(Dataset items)

..............................

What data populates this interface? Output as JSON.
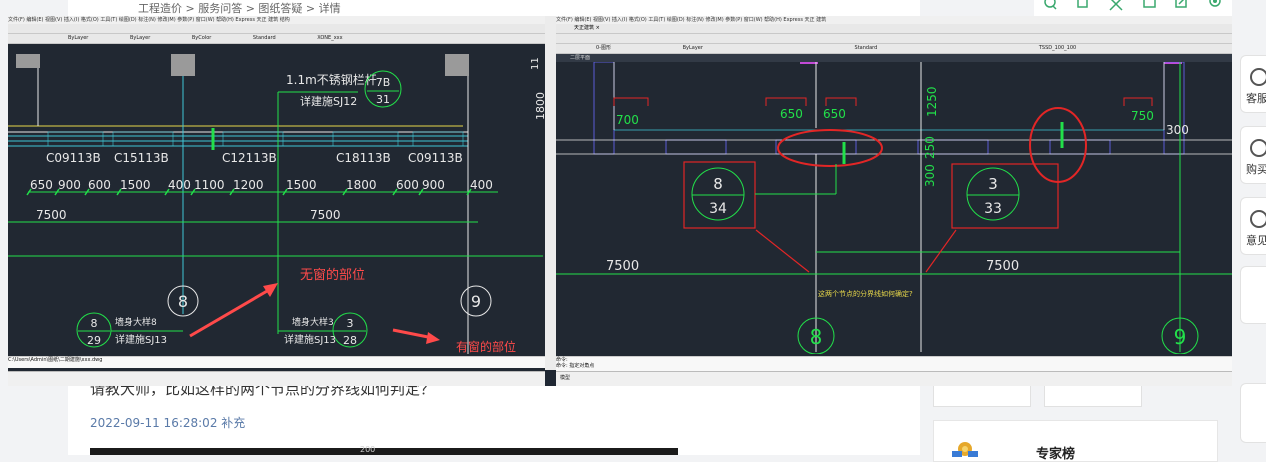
{
  "breadcrumb": "工程造价 > 服务问答 > 图纸答疑 > 详情",
  "post": {
    "question": "请教大师，比如这样的两个节点的分界线如何判定？",
    "time": "2022-09-11 16:28:02 补充",
    "image_label": "200"
  },
  "sidebar": {
    "expert_title": "专家榜",
    "buttons": [
      {
        "label": "客服"
      },
      {
        "label": "购买"
      },
      {
        "label": "意见"
      }
    ]
  },
  "top_tools": [
    "zoom-icon",
    "copy-icon",
    "crop-icon",
    "save-icon",
    "share-icon",
    "settings-icon"
  ],
  "cad_left": {
    "menu": "文件(F)  编辑(E)  视图(V)  插入(I)  格式(O)  工具(T)  绘图(D)  标注(N)  修改(M)  参数(P)  窗口(W)  帮助(H)  Express  天正  建筑  结构",
    "layer_select": "0",
    "linetype": "ByLayer",
    "lineweight": "ByLayer",
    "color": "ByColor",
    "textstyle": "Standard",
    "dimstyle": "XONE_xxx",
    "railing_label": "1.1m不锈钢栏杆",
    "railing_ref": "详建施SJ12",
    "bubble_top": {
      "num": "7B",
      "sheet": "31"
    },
    "windows": [
      "C09113B",
      "C15113B",
      "C12113B",
      "C18113B",
      "C09113B"
    ],
    "dims": [
      "650",
      "900",
      "600",
      "1500",
      "400",
      "1100",
      "1200",
      "1500",
      "1800",
      "600",
      "900",
      "400"
    ],
    "dim_left": "7500",
    "dim_right": "7500",
    "axis_8": "8",
    "axis_9": "9",
    "detail1": {
      "num": "8",
      "sheet": "29",
      "text1": "墙身大样8",
      "text2": "详建施SJ13"
    },
    "detail2": {
      "num": "3",
      "sheet": "28",
      "text1": "墙身大样3",
      "text2": "详建施SJ13"
    },
    "annot_no_window": "无窗的部位",
    "annot_window": "有窗的部位",
    "side_dim": "11",
    "side_dim2": "1800",
    "status": "C:\\Users\\Admin\\图纸\\二期建施\\xxx.dwg"
  },
  "cad_right": {
    "tab": "天正建筑 ×",
    "menu": "文件(F)  编辑(E)  视图(V)  插入(I)  格式(O)  工具(T)  绘图(D)  标注(N)  修改(M)  参数(P)  窗口(W)  帮助(H)  Express  天正  建筑",
    "layer": "0-图形",
    "linetype": "ByLayer",
    "textstyle": "Standard",
    "dimstyle": "TSSD_100_100",
    "model_tab": "二层平面",
    "dims_top": [
      "700",
      "650",
      "650",
      "750"
    ],
    "dim_1250": "1250",
    "dim_250": "250",
    "dim_300a": "300",
    "dim_300b": "300",
    "bubble1": {
      "num": "8",
      "sheet": "34"
    },
    "bubble2": {
      "num": "3",
      "sheet": "33"
    },
    "dim_7500a": "7500",
    "dim_7500b": "7500",
    "axis_8": "8",
    "axis_9": "9",
    "question_note": "这两个节点的分界线如何确定?",
    "cmd1": "命令:",
    "cmd2": "命令: 指定对角点",
    "model": "模型"
  },
  "colors": {
    "cad_bg": "#212832",
    "cyan": "#3fc6d6",
    "green": "#22e04a",
    "white": "#e8e8e8",
    "red": "#e22626",
    "yellow": "#e8d84a"
  }
}
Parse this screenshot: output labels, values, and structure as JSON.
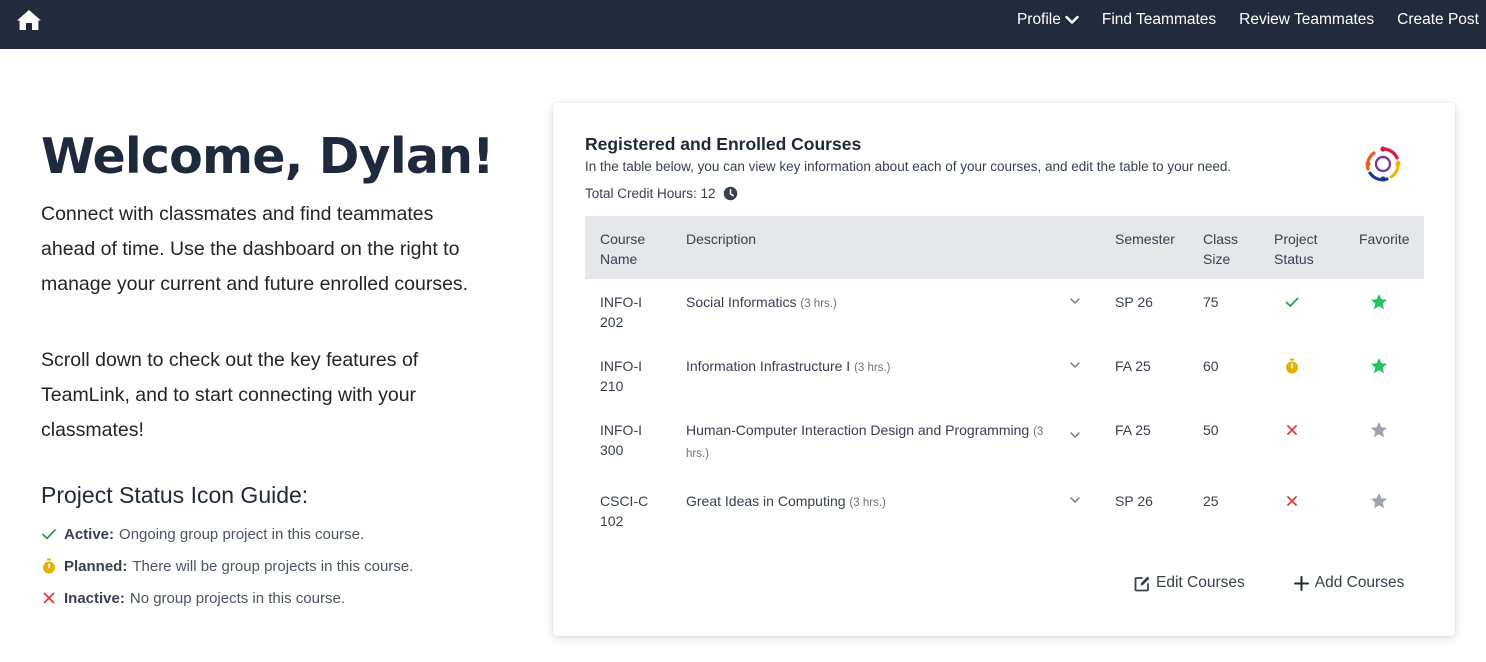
{
  "nav": {
    "home_icon": "home-icon",
    "links": [
      {
        "label": "Profile",
        "has_dropdown": true
      },
      {
        "label": "Find Teammates"
      },
      {
        "label": "Review Teammates"
      },
      {
        "label": "Create Post"
      }
    ]
  },
  "welcome": {
    "title": "Welcome, Dylan!",
    "paragraph1": "Connect with classmates and find teammates ahead of time. Use the dashboard on the right to manage your current and future enrolled courses.",
    "paragraph2": "Scroll down to check out the key features of TeamLink, and to start connecting with your classmates!"
  },
  "guide": {
    "title": "Project Status Icon Guide:",
    "items": [
      {
        "icon": "check-icon",
        "label": "Active:",
        "text": "Ongoing group project in this course."
      },
      {
        "icon": "stopwatch-icon",
        "label": "Planned:",
        "text": "There will be group projects in this course."
      },
      {
        "icon": "x-icon",
        "label": "Inactive:",
        "text": "No group projects in this course."
      }
    ]
  },
  "card": {
    "title": "Registered and Enrolled Courses",
    "subtitle": "In the table below, you can view key information about each of your courses, and edit the table to your need.",
    "credits": "Total Credit Hours: 12",
    "headers": {
      "name": "Course Name",
      "description": "Description",
      "semester": "Semester",
      "size": "Class Size",
      "status": "Project Status",
      "favorite": "Favorite"
    },
    "rows": [
      {
        "name": "INFO-I 202",
        "description": "Social Informatics",
        "hours": "(3 hrs.)",
        "semester": "SP 26",
        "size": "75",
        "status": "active",
        "favorite": true
      },
      {
        "name": "INFO-I 210",
        "description": "Information Infrastructure I",
        "hours": "(3 hrs.)",
        "semester": "FA 25",
        "size": "60",
        "status": "planned",
        "favorite": true
      },
      {
        "name": "INFO-I 300",
        "description": "Human-Computer Interaction Design and Programming",
        "hours": "(3 hrs.)",
        "semester": "FA 25",
        "size": "50",
        "status": "inactive",
        "favorite": false
      },
      {
        "name": "CSCI-C 102",
        "description": "Great Ideas in Computing",
        "hours": "(3 hrs.)",
        "semester": "SP 26",
        "size": "25",
        "status": "inactive",
        "favorite": false
      }
    ],
    "edit_label": "Edit Courses",
    "add_label": "Add Courses"
  },
  "colors": {
    "navbar": "#212b3b",
    "active": "#22a14b",
    "planned": "#e3b109",
    "inactive": "#e23b3b",
    "fav_on": "#22c55e",
    "fav_off": "#9ca3af"
  }
}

..............................

### DIRECTIVE
Identify all lines where the word "this" shows up. Copy them.

### WRITTEN RESPONSE
What data populates this interface? Output as JSON.
Parse this screenshot: output labels, values, and structure as JSON.
        "text": "Ongoing group project in this course."
        "text": "There will be group projects in this course."
        "text": "No group projects in this course."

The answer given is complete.